## Written exercise:
Omit the images, then print each record below exactly as it reads.

— Begin Excerpted data —

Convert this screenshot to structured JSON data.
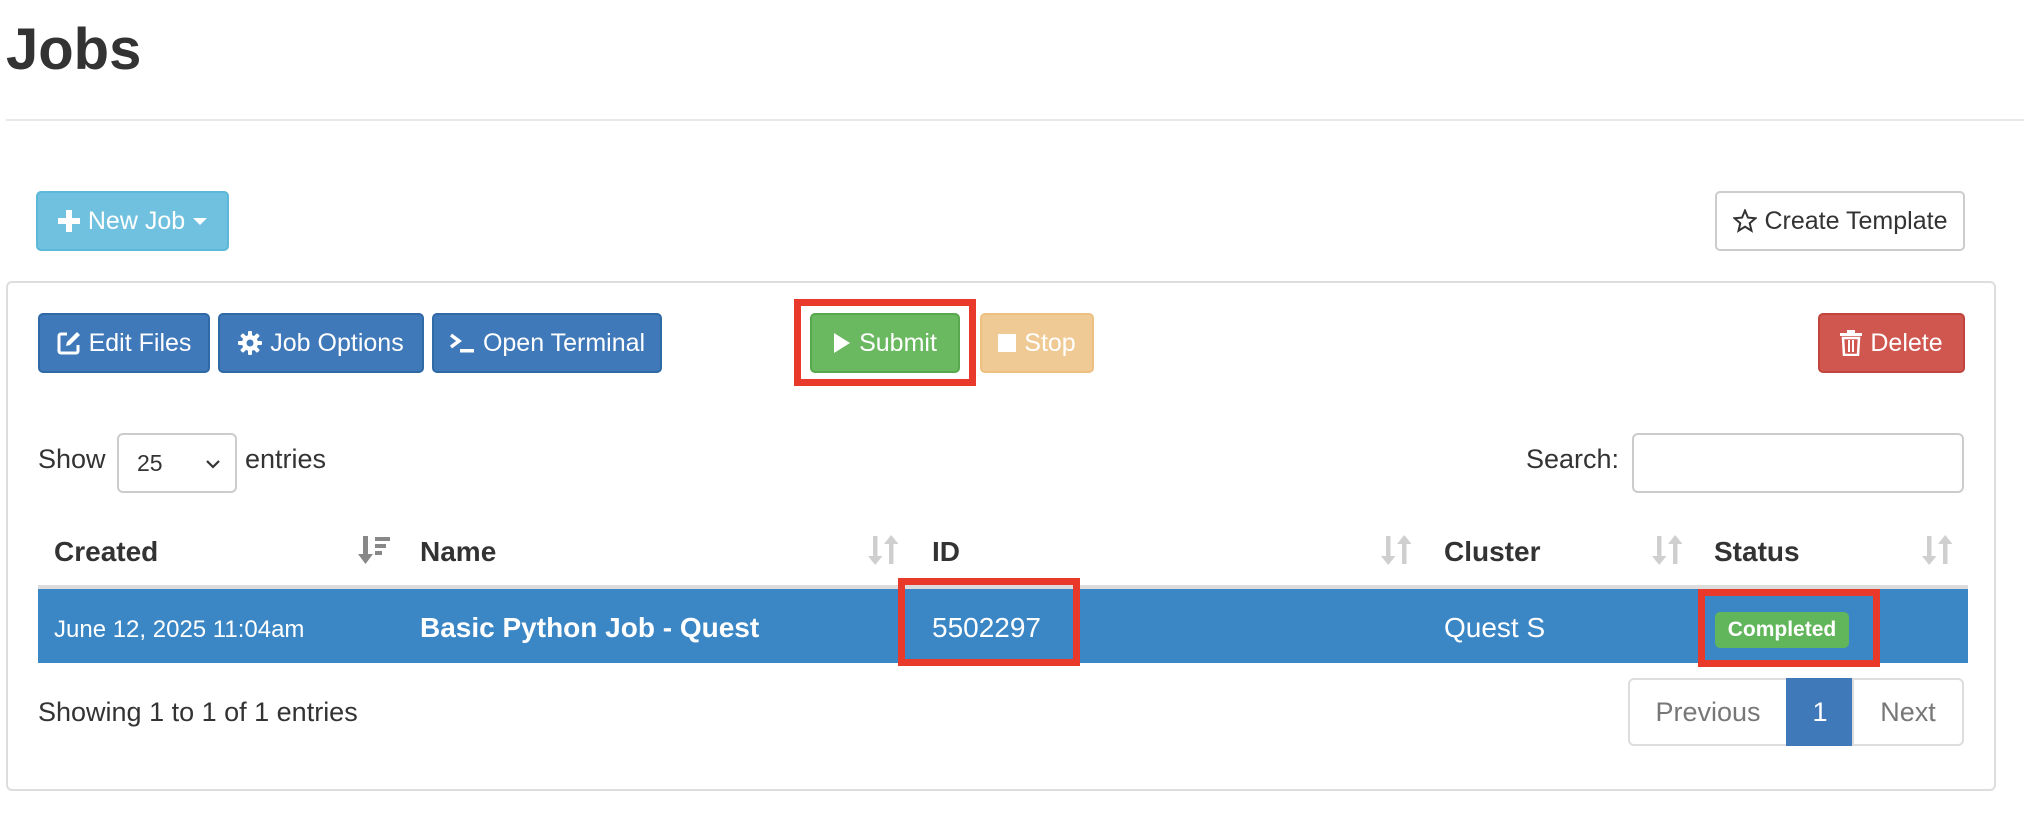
{
  "page": {
    "title": "Jobs"
  },
  "toolbar_top": {
    "new_job_label": "New Job",
    "create_template_label": "Create Template"
  },
  "actions": {
    "edit_files": "Edit Files",
    "job_options": "Job Options",
    "open_terminal": "Open Terminal",
    "submit": "Submit",
    "stop": "Stop",
    "delete": "Delete"
  },
  "table_controls": {
    "show_label": "Show",
    "entries_label": "entries",
    "page_size": "25",
    "search_label": "Search:",
    "search_value": ""
  },
  "table": {
    "columns": [
      "Created",
      "Name",
      "ID",
      "Cluster",
      "Status"
    ],
    "rows": [
      {
        "created": "June 12, 2025 11:04am",
        "name": "Basic Python Job - Quest",
        "id": "5502297",
        "cluster": "Quest S",
        "status": "Completed"
      }
    ]
  },
  "footer": {
    "info": "Showing 1 to 1 of 1 entries",
    "previous": "Previous",
    "current_page": "1",
    "next": "Next"
  },
  "colors": {
    "primary": "#4079b9",
    "success": "#6ab85f",
    "danger": "#d0574f",
    "info": "#6fc1df",
    "selected_row": "#3b86c5",
    "highlight": "#e8392a"
  }
}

— End Excerpted data —

## The response:
Convert this screenshot to structured JSON data.
{
  "page": {
    "title": "Jobs"
  },
  "toolbar_top": {
    "new_job_label": "New Job",
    "create_template_label": "Create Template"
  },
  "actions": {
    "edit_files": "Edit Files",
    "job_options": "Job Options",
    "open_terminal": "Open Terminal",
    "submit": "Submit",
    "stop": "Stop",
    "delete": "Delete"
  },
  "table_controls": {
    "show_label": "Show",
    "entries_label": "entries",
    "page_size": "25",
    "search_label": "Search:",
    "search_value": ""
  },
  "table": {
    "columns": [
      "Created",
      "Name",
      "ID",
      "Cluster",
      "Status"
    ],
    "rows": [
      {
        "created": "June 12, 2025 11:04am",
        "name": "Basic Python Job - Quest",
        "id": "5502297",
        "cluster": "Quest S",
        "status": "Completed"
      }
    ]
  },
  "footer": {
    "info": "Showing 1 to 1 of 1 entries",
    "previous": "Previous",
    "current_page": "1",
    "next": "Next"
  },
  "colors": {
    "primary": "#4079b9",
    "success": "#6ab85f",
    "danger": "#d0574f",
    "info": "#6fc1df",
    "selected_row": "#3b86c5",
    "highlight": "#e8392a"
  }
}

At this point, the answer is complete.